START Data for this exercise

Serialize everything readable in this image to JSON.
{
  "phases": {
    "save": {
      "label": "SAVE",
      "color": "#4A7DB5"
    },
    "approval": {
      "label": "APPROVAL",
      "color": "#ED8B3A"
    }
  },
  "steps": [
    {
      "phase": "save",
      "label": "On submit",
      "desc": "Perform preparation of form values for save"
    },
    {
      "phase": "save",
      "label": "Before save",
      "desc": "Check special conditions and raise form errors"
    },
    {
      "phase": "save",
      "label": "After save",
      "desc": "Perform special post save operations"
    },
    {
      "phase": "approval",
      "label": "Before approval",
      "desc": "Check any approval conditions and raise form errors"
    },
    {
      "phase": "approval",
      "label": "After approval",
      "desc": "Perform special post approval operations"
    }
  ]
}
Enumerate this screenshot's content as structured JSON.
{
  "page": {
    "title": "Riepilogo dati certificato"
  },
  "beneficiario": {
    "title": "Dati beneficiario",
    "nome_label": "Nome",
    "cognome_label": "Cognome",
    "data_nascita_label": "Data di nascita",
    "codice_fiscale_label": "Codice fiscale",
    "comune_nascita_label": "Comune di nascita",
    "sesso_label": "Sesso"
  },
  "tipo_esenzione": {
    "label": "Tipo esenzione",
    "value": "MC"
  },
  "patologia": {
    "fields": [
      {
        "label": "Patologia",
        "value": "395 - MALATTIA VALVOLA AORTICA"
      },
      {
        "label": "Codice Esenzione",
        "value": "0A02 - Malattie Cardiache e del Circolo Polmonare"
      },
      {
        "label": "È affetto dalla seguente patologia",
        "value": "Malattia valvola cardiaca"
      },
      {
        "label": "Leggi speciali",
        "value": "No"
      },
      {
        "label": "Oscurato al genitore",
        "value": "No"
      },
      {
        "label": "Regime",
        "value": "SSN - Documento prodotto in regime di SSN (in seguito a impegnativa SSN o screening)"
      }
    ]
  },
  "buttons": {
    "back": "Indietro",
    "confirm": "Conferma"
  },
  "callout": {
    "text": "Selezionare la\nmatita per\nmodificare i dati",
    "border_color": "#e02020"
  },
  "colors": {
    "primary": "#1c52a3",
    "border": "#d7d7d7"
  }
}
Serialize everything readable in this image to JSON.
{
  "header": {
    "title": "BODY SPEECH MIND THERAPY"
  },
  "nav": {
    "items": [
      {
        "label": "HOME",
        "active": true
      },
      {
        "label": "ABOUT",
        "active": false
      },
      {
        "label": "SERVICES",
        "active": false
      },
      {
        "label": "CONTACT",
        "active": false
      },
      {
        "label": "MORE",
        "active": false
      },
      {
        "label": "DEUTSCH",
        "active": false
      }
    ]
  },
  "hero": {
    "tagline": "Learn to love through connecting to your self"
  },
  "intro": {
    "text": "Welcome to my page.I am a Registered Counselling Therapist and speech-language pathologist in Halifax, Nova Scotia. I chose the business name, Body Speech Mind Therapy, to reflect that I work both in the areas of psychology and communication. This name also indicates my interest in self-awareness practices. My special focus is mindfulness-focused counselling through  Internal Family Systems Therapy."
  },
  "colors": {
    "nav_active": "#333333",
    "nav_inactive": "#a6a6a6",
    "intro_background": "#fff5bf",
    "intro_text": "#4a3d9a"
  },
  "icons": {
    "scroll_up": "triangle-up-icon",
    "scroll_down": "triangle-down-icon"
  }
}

END Data for this exercise

Written exercise >> Give back the data above exactly as it appears.

The result >>
Serialize everything readable in this image to JSON.
{
  "phases": {
    "save": {
      "label": "SAVE",
      "color": "#4A7DB5"
    },
    "approval": {
      "label": "APPROVAL",
      "color": "#ED8B3A"
    }
  },
  "steps": [
    {
      "phase": "save",
      "label": "On submit",
      "desc": "Perform preparation of form values for save"
    },
    {
      "phase": "save",
      "label": "Before save",
      "desc": "Check special conditions and raise form errors"
    },
    {
      "phase": "save",
      "label": "After save",
      "desc": "Perform special post save operations"
    },
    {
      "phase": "approval",
      "label": "Before approval",
      "desc": "Check any approval conditions and raise form errors"
    },
    {
      "phase": "approval",
      "label": "After approval",
      "desc": "Perform special post approval operations"
    }
  ]
}
Enumerate this screenshot's content as structured JSON.
{
  "page": {
    "title": "Riepilogo dati certificato"
  },
  "beneficiario": {
    "title": "Dati beneficiario",
    "nome_label": "Nome",
    "cognome_label": "Cognome",
    "data_nascita_label": "Data di nascita",
    "codice_fiscale_label": "Codice fiscale",
    "comune_nascita_label": "Comune di nascita",
    "sesso_label": "Sesso"
  },
  "tipo_esenzione": {
    "label": "Tipo esenzione",
    "value": "MC"
  },
  "patologia": {
    "fields": [
      {
        "label": "Patologia",
        "value": "395 - MALATTIA VALVOLA AORTICA"
      },
      {
        "label": "Codice Esenzione",
        "value": "0A02 - Malattie Cardiache e del Circolo Polmonare"
      },
      {
        "label": "È affetto dalla seguente patologia",
        "value": "Malattia valvola cardiaca"
      },
      {
        "label": "Leggi speciali",
        "value": "No"
      },
      {
        "label": "Oscurato al genitore",
        "value": "No"
      },
      {
        "label": "Regime",
        "value": "SSN - Documento prodotto in regime di SSN (in seguito a impegnativa SSN o screening)"
      }
    ]
  },
  "buttons": {
    "back": "Indietro",
    "confirm": "Conferma"
  },
  "callout": {
    "text": "Selezionare la\nmatita per\nmodificare i dati",
    "border_color": "#e02020"
  },
  "colors": {
    "primary": "#1c52a3",
    "border": "#d7d7d7"
  }
}
Serialize everything readable in this image to JSON.
{
  "header": {
    "title": "BODY SPEECH MIND THERAPY"
  },
  "nav": {
    "items": [
      {
        "label": "HOME",
        "active": true
      },
      {
        "label": "ABOUT",
        "active": false
      },
      {
        "label": "SERVICES",
        "active": false
      },
      {
        "label": "CONTACT",
        "active": false
      },
      {
        "label": "MORE",
        "active": false
      },
      {
        "label": "DEUTSCH",
        "active": false
      }
    ]
  },
  "hero": {
    "tagline": "Learn to love through connecting to your self"
  },
  "intro": {
    "text": "Welcome to my page.I am a Registered Counselling Therapist and speech-language pathologist in Halifax, Nova Scotia. I chose the business name, Body Speech Mind Therapy, to reflect that I work both in the areas of psychology and communication. This name also indicates my interest in self-awareness practices. My special focus is mindfulness-focused counselling through  Internal Family Systems Therapy."
  },
  "colors": {
    "nav_active": "#333333",
    "nav_inactive": "#a6a6a6",
    "intro_background": "#fff5bf",
    "intro_text": "#4a3d9a"
  },
  "icons": {
    "scroll_up": "triangle-up-icon",
    "scroll_down": "triangle-down-icon"
  }
}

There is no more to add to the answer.